EXERCISE PROMPT
Your reply is to be the lines below, exactly as written, with images omitted.

RECORDS FOR THIS TASK
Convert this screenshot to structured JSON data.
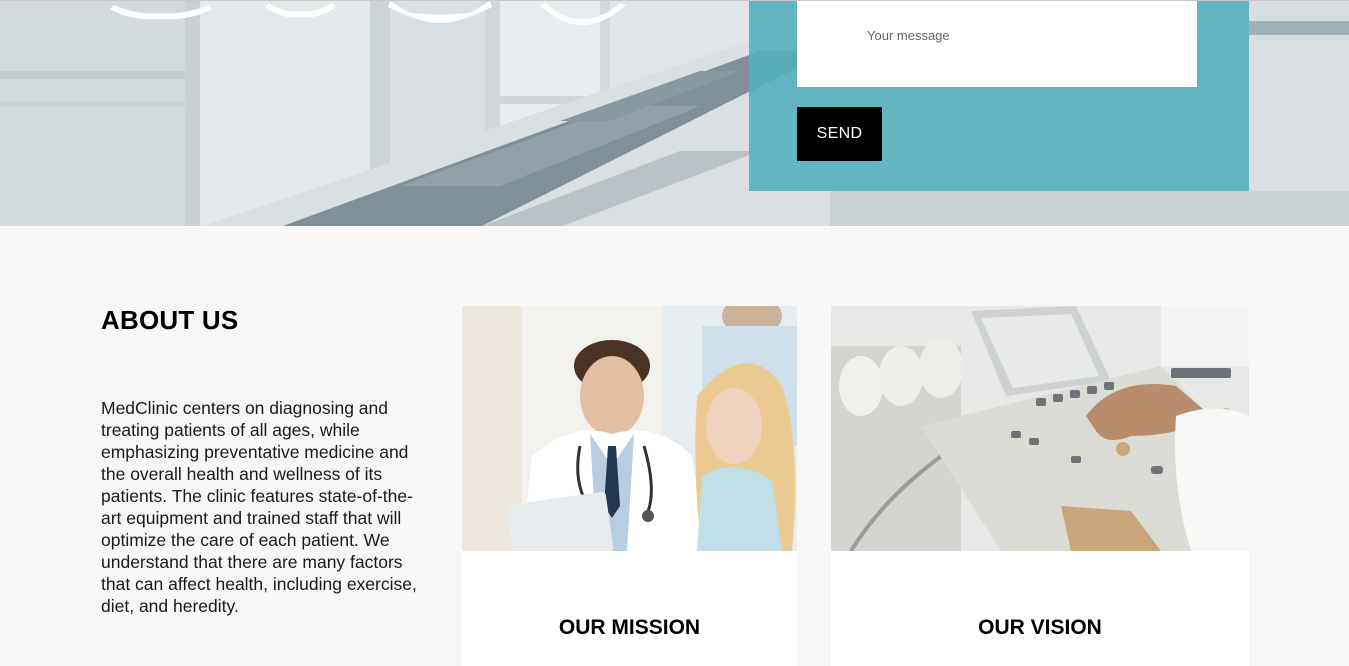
{
  "contact": {
    "message_placeholder": "Your message",
    "send_label": "SEND"
  },
  "about": {
    "title": "ABOUT US",
    "text": "MedClinic centers on diagnosing and treating patients of all ages, while emphasizing preventative medicine and the overall health and wellness of its patients. The clinic features state-of-the-art equipment and trained staff that will optimize the care of each patient. We understand that there are many factors that can affect health, including exercise, diet, and heredity."
  },
  "cards": {
    "mission_title": "OUR MISSION",
    "vision_title": "OUR VISION"
  },
  "colors": {
    "panel_accent": "#52afbe",
    "button_bg": "#000000",
    "section_bg": "#f7f7f7"
  },
  "icons": {
    "hero_emblems": [
      "laurel-wreath-icon",
      "laurel-wreath-icon",
      "ribbon-banner-icon",
      "circular-badge-icon"
    ]
  }
}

SOLUTION BELOW
Convert this screenshot to structured JSON data.
{
  "contact": {
    "message_placeholder": "Your message",
    "send_label": "SEND"
  },
  "about": {
    "title": "ABOUT US",
    "text": "MedClinic centers on diagnosing and treating patients of all ages, while emphasizing preventative medicine and the overall health and wellness of its patients. The clinic features state-of-the-art equipment and trained staff that will optimize the care of each patient. We understand that there are many factors that can affect health, including exercise, diet, and heredity."
  },
  "cards": {
    "mission_title": "OUR MISSION",
    "vision_title": "OUR VISION"
  },
  "colors": {
    "panel_accent": "#52afbe",
    "button_bg": "#000000",
    "section_bg": "#f7f7f7"
  },
  "icons": {
    "hero_emblems": [
      "laurel-wreath-icon",
      "laurel-wreath-icon",
      "ribbon-banner-icon",
      "circular-badge-icon"
    ]
  }
}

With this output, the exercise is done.